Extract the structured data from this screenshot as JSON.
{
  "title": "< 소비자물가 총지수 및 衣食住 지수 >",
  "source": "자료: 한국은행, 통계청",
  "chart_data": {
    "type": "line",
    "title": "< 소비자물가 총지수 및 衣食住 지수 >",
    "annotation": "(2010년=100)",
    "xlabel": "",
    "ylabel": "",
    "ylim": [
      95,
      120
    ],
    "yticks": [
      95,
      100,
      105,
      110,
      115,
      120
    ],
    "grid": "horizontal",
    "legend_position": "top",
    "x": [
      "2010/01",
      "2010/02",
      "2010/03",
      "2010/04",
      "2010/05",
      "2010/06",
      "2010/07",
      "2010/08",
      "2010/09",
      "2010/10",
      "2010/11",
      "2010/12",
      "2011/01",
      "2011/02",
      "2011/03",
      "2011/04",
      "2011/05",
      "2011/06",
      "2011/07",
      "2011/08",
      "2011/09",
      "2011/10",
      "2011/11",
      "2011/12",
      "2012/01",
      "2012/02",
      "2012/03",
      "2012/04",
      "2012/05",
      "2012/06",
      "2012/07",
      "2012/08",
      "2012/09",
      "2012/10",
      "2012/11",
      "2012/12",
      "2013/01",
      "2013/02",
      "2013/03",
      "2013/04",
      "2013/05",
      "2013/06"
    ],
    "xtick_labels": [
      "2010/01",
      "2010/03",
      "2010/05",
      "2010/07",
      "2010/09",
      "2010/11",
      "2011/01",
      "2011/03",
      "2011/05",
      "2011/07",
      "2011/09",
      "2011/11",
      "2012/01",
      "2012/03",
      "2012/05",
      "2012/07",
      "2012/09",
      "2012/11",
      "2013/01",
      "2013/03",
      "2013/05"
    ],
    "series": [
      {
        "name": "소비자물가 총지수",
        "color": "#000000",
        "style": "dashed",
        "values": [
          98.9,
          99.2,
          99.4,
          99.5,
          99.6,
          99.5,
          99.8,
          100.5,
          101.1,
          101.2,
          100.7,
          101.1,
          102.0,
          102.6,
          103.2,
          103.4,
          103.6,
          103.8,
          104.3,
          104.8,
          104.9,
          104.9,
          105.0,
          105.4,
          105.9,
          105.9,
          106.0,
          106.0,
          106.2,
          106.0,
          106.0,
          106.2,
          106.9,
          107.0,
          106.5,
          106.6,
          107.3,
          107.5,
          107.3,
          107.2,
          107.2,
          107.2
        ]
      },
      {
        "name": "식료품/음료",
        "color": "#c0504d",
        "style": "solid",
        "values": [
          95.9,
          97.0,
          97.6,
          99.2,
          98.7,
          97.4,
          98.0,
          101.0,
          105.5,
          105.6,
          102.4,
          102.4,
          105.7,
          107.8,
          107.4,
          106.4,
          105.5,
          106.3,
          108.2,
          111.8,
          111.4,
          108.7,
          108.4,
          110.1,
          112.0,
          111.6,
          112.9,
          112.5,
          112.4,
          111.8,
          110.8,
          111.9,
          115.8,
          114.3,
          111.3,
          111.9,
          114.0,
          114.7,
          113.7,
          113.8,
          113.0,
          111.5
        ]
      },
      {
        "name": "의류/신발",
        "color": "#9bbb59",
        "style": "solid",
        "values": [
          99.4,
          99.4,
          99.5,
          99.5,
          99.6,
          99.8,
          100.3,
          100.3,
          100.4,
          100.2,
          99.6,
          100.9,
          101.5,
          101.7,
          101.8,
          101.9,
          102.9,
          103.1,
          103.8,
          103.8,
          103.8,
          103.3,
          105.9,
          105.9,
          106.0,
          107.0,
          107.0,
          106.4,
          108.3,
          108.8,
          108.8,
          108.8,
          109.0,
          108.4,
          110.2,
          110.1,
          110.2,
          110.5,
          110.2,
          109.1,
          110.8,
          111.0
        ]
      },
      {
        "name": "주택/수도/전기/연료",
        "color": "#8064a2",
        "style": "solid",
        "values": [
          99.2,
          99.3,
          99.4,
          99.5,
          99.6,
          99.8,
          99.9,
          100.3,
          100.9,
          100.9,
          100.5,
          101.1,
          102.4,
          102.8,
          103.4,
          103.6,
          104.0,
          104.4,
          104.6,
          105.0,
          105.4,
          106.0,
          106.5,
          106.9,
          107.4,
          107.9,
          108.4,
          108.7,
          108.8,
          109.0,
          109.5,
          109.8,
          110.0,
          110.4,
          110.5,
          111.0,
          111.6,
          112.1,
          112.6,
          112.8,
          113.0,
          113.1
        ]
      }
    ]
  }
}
⁂
Problem: Reproduce each line of the entries in which the word "소비자물가" is found.

The response:
  "title": "< 소비자물가 총지수 및 衣食住 지수 >",
    "title": "< 소비자물가 총지수 및 衣食住 지수 >",
        "name": "소비자물가 총지수",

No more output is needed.